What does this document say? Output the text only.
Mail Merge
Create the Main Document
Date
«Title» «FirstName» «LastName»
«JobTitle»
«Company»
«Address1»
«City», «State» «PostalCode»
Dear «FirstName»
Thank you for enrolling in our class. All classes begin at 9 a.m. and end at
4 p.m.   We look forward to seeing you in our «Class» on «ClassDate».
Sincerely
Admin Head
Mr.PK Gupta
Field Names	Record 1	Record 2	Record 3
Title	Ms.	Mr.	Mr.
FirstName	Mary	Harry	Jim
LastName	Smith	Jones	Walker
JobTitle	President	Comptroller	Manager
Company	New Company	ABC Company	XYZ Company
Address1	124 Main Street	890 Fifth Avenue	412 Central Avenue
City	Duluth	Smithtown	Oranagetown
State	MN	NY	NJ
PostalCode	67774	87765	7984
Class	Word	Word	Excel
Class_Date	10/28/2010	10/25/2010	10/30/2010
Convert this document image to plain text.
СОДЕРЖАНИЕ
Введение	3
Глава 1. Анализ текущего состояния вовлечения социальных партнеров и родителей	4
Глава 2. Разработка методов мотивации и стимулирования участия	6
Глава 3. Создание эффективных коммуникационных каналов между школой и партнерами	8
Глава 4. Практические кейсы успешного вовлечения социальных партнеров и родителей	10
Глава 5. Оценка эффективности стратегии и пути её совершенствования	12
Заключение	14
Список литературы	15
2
────
### EXERCISE REQUIREMENTS
All lines from the one with "Convert this document image to plain text." through the final line above are to be quoted exactly; quote no other line.

### ANSWER FOR THIS EXERCISE
Convert this document image to plain text.
СОДЕРЖАНИЕ
Введение	3
Глава 1. Анализ текущего состояния вовлечения социальных партнеров и родителей	4
Глава 2. Разработка методов мотивации и стимулирования участия	6
Глава 3. Создание эффективных коммуникационных каналов между школой и партнерами	8
Глава 4. Практические кейсы успешного вовлечения социальных партнеров и родителей	10
Глава 5. Оценка эффективности стратегии и пути её совершенствования	12
Заключение	14
Список литературы	15
2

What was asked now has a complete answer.